(DATA SECTION Opens)

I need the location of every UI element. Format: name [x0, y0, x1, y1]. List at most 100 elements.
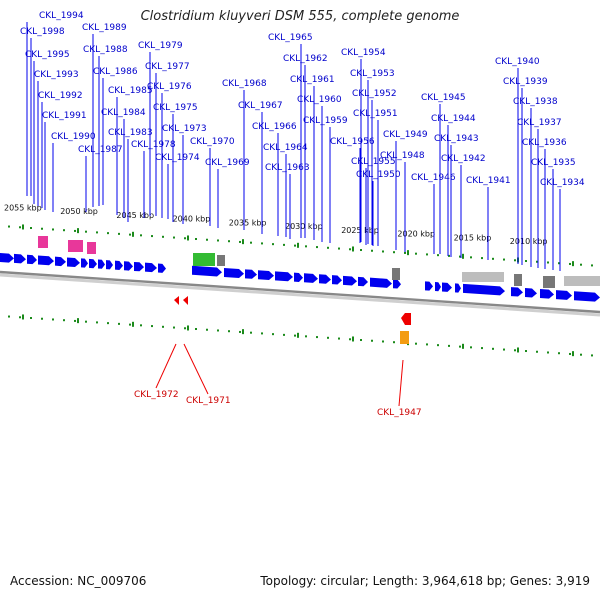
- forward-gene-label: CKL_1948: [380, 151, 425, 161]
- lower-major-tick: [572, 351, 574, 357]
- forward-gene-label: CKL_1936: [522, 138, 567, 148]
- forward-gene-arrow: [319, 274, 331, 284]
- forward-gene-label: CKL_1945: [421, 93, 466, 103]
- forward-gene-label: CKL_1942: [441, 154, 486, 164]
- forward-gene-arrow: [14, 253, 26, 264]
- forward-gene-label: CKL_1991: [42, 111, 87, 121]
- upper-tick-dot: [173, 236, 175, 239]
- forward-gene-arrow: [540, 289, 554, 299]
- upper-major-tick: [132, 231, 134, 237]
- upper-tick-dot: [41, 227, 43, 230]
- rna-feature-pink: [87, 242, 96, 254]
- forward-gene-label: CKL_1952: [352, 89, 397, 99]
- forward-gene-label: CKL_1959: [303, 116, 348, 126]
- upper-tick-dot: [338, 247, 340, 250]
- rna-feature-green: [193, 253, 215, 266]
- lower-tick-dot: [107, 322, 109, 325]
- forward-gene-arrow: [67, 257, 80, 268]
- lower-tick-dot: [514, 349, 516, 352]
- grey-small-feature: [514, 274, 522, 286]
- lower-tick-dot: [228, 330, 230, 333]
- forward-gene-label: CKL_1963: [265, 163, 310, 173]
- lower-tick-dot: [448, 344, 450, 347]
- upper-tick-dot: [371, 249, 373, 252]
- forward-gene-label: CKL_1979: [138, 41, 183, 51]
- lower-tick-dot: [382, 340, 384, 343]
- upper-tick-dot: [261, 242, 263, 245]
- forward-gene-label: CKL_1984: [101, 108, 146, 118]
- lower-tick-dot: [437, 344, 439, 347]
- lower-tick-dot: [283, 333, 285, 336]
- lower-tick-dot: [338, 337, 340, 340]
- lower-tick-dot: [162, 325, 164, 328]
- upper-tick-dot: [52, 228, 54, 231]
- upper-tick-dot: [503, 258, 505, 261]
- forward-gene-label: CKL_1974: [155, 153, 200, 163]
- upper-tick-dot: [492, 257, 494, 260]
- rna-feature-orange: [400, 331, 409, 344]
- forward-gene-arrow: [525, 288, 537, 298]
- reverse-gene-arrow: [401, 313, 411, 325]
- upper-tick-dot: [74, 229, 76, 232]
- upper-tick-dot: [327, 246, 329, 249]
- lower-tick-dot: [525, 350, 527, 353]
- forward-gene-label: CKL_1995: [25, 50, 70, 60]
- forward-gene-label: CKL_1954: [341, 48, 386, 58]
- forward-gene-label: CKL_1943: [434, 134, 479, 144]
- upper-tick-dot: [382, 250, 384, 253]
- lower-tick-dot: [294, 334, 296, 337]
- forward-gene-arrow: [55, 256, 66, 267]
- forward-gene-arrow: [343, 275, 357, 286]
- upper-tick-dot: [250, 241, 252, 244]
- scale-label: 2010 kbp: [510, 237, 548, 246]
- forward-gene-label: CKL_1985: [108, 86, 153, 96]
- upper-tick-dot: [118, 232, 120, 235]
- upper-tick-dot: [591, 264, 593, 267]
- upper-tick-dot: [63, 229, 65, 232]
- reverse-gene-label: CKL_1972: [134, 390, 179, 400]
- forward-gene-label: CKL_1934: [540, 178, 585, 188]
- forward-gene-arrow: [393, 279, 401, 289]
- reverse-label-connector: [183, 343, 209, 395]
- forward-gene-label: CKL_1946: [411, 173, 456, 183]
- upper-tick-dot: [129, 233, 131, 236]
- upper-tick-dot: [162, 235, 164, 238]
- forward-gene-label: CKL_1975: [153, 103, 198, 113]
- scale-label: 2030 kbp: [285, 222, 323, 231]
- lower-tick-dot: [547, 351, 549, 354]
- upper-tick-dot: [283, 243, 285, 246]
- forward-gene-arrow: [158, 263, 166, 273]
- lower-tick-dot: [195, 328, 197, 331]
- upper-tick-dot: [525, 260, 527, 263]
- forward-gene-arrow: [81, 258, 88, 268]
- upper-tick-dot: [404, 251, 406, 254]
- lower-tick-dot: [415, 342, 417, 345]
- forward-gene-arrow: [574, 291, 600, 302]
- forward-gene-label: CKL_1992: [38, 91, 83, 101]
- lower-major-tick: [22, 314, 24, 320]
- forward-gene-arrow: [224, 267, 244, 278]
- lower-tick-dot: [305, 335, 307, 338]
- forward-gene-label: CKL_1951: [353, 109, 398, 119]
- forward-gene-label: CKL_1978: [131, 140, 176, 150]
- forward-gene-label: CKL_1965: [268, 33, 313, 43]
- upper-tick-dot: [85, 230, 87, 233]
- forward-gene-label: CKL_1983: [108, 128, 153, 138]
- upper-tick-dot: [19, 226, 21, 229]
- lower-major-tick: [132, 321, 134, 327]
- rna-feature-pink: [68, 240, 83, 252]
- lower-tick-dot: [96, 321, 98, 324]
- genome-summary-text: Topology: circular; Length: 3,964,618 bp…: [260, 574, 590, 588]
- upper-tick-dot: [547, 261, 549, 264]
- forward-gene-arrow: [124, 261, 133, 271]
- forward-gene-arrow: [89, 258, 97, 269]
- lower-tick-dot: [327, 336, 329, 339]
- forward-gene-label: CKL_1940: [495, 57, 540, 67]
- forward-gene-label: CKL_1998: [20, 27, 65, 37]
- forward-gene-label: CKL_1966: [252, 122, 297, 132]
- upper-tick-dot: [349, 248, 351, 251]
- lower-tick-dot: [41, 317, 43, 320]
- forward-gene-label: CKL_1962: [283, 54, 328, 64]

(DATA SECTION Closes)

▶ [EXERCISE DIRECTIONS] Please output the entries above exactly, leaving out every picture.

▶ [SOLUTION TO THIS PROBLEM]
I need the location of every UI element. Format: name [x0, y0, x1, y1]. List at most 100 elements.
- forward-gene-label: CKL_1948: [380, 151, 425, 161]
- lower-major-tick: [572, 351, 574, 357]
- forward-gene-label: CKL_1936: [522, 138, 567, 148]
- forward-gene-arrow: [319, 274, 331, 284]
- forward-gene-label: CKL_1945: [421, 93, 466, 103]
- forward-gene-label: CKL_1942: [441, 154, 486, 164]
- forward-gene-arrow: [14, 253, 26, 264]
- forward-gene-label: CKL_1991: [42, 111, 87, 121]
- upper-tick-dot: [173, 236, 175, 239]
- forward-gene-arrow: [540, 289, 554, 299]
- upper-major-tick: [132, 231, 134, 237]
- upper-tick-dot: [41, 227, 43, 230]
- rna-feature-pink: [87, 242, 96, 254]
- forward-gene-label: CKL_1952: [352, 89, 397, 99]
- forward-gene-label: CKL_1959: [303, 116, 348, 126]
- upper-tick-dot: [338, 247, 340, 250]
- rna-feature-green: [193, 253, 215, 266]
- lower-tick-dot: [107, 322, 109, 325]
- forward-gene-arrow: [67, 257, 80, 268]
- lower-tick-dot: [514, 349, 516, 352]
- grey-small-feature: [514, 274, 522, 286]
- lower-tick-dot: [228, 330, 230, 333]
- forward-gene-label: CKL_1963: [265, 163, 310, 173]
- lower-tick-dot: [448, 344, 450, 347]
- upper-tick-dot: [371, 249, 373, 252]
- forward-gene-label: CKL_1979: [138, 41, 183, 51]
- lower-tick-dot: [382, 340, 384, 343]
- upper-tick-dot: [261, 242, 263, 245]
- forward-gene-label: CKL_1984: [101, 108, 146, 118]
- lower-tick-dot: [437, 344, 439, 347]
- lower-tick-dot: [283, 333, 285, 336]
- lower-tick-dot: [338, 337, 340, 340]
- lower-tick-dot: [162, 325, 164, 328]
- upper-tick-dot: [52, 228, 54, 231]
- upper-tick-dot: [503, 258, 505, 261]
- forward-gene-label: CKL_1974: [155, 153, 200, 163]
- upper-tick-dot: [492, 257, 494, 260]
- rna-feature-orange: [400, 331, 409, 344]
- forward-gene-arrow: [525, 288, 537, 298]
- reverse-gene-arrow: [401, 313, 411, 325]
- upper-tick-dot: [74, 229, 76, 232]
- upper-tick-dot: [327, 246, 329, 249]
- lower-tick-dot: [525, 350, 527, 353]
- forward-gene-label: CKL_1995: [25, 50, 70, 60]
- forward-gene-label: CKL_1954: [341, 48, 386, 58]
- forward-gene-label: CKL_1943: [434, 134, 479, 144]
- upper-tick-dot: [382, 250, 384, 253]
- lower-tick-dot: [294, 334, 296, 337]
- forward-gene-arrow: [55, 256, 66, 267]
- forward-gene-arrow: [343, 275, 357, 286]
- upper-tick-dot: [250, 241, 252, 244]
- scale-label: 2010 kbp: [510, 237, 548, 246]
- forward-gene-label: CKL_1985: [108, 86, 153, 96]
- upper-tick-dot: [118, 232, 120, 235]
- upper-tick-dot: [591, 264, 593, 267]
- upper-tick-dot: [63, 229, 65, 232]
- reverse-gene-label: CKL_1972: [134, 390, 179, 400]
- forward-gene-label: CKL_1934: [540, 178, 585, 188]
- forward-gene-arrow: [393, 279, 401, 289]
- reverse-label-connector: [183, 343, 209, 395]
- forward-gene-label: CKL_1946: [411, 173, 456, 183]
- upper-tick-dot: [129, 233, 131, 236]
- upper-tick-dot: [162, 235, 164, 238]
- forward-gene-label: CKL_1975: [153, 103, 198, 113]
- scale-label: 2030 kbp: [285, 222, 323, 231]
- lower-tick-dot: [547, 351, 549, 354]
- upper-tick-dot: [283, 243, 285, 246]
- forward-gene-arrow: [158, 263, 166, 273]
- lower-tick-dot: [195, 328, 197, 331]
- upper-tick-dot: [525, 260, 527, 263]
- forward-gene-arrow: [81, 258, 88, 268]
- upper-tick-dot: [404, 251, 406, 254]
- lower-tick-dot: [415, 342, 417, 345]
- forward-gene-arrow: [574, 291, 600, 302]
- forward-gene-label: CKL_1992: [38, 91, 83, 101]
- lower-major-tick: [22, 314, 24, 320]
- forward-gene-arrow: [224, 267, 244, 278]
- lower-tick-dot: [305, 335, 307, 338]
- forward-gene-label: CKL_1951: [353, 109, 398, 119]
- forward-gene-label: CKL_1978: [131, 140, 176, 150]
- forward-gene-label: CKL_1965: [268, 33, 313, 43]
- upper-tick-dot: [85, 230, 87, 233]
- forward-gene-label: CKL_1983: [108, 128, 153, 138]
- upper-tick-dot: [19, 226, 21, 229]
- lower-major-tick: [132, 321, 134, 327]
- rna-feature-pink: [68, 240, 83, 252]
- lower-tick-dot: [96, 321, 98, 324]
- genome-summary-text: Topology: circular; Length: 3,964,618 bp…: [260, 574, 590, 588]
- upper-tick-dot: [547, 261, 549, 264]
- forward-gene-arrow: [124, 261, 133, 271]
- forward-gene-arrow: [89, 258, 97, 269]
- lower-tick-dot: [327, 336, 329, 339]
- forward-gene-label: CKL_1940: [495, 57, 540, 67]
- forward-gene-label: CKL_1998: [20, 27, 65, 37]
- forward-gene-label: CKL_1966: [252, 122, 297, 132]
- upper-tick-dot: [349, 248, 351, 251]
- lower-tick-dot: [41, 317, 43, 320]
- forward-gene-label: CKL_1962: [283, 54, 328, 64]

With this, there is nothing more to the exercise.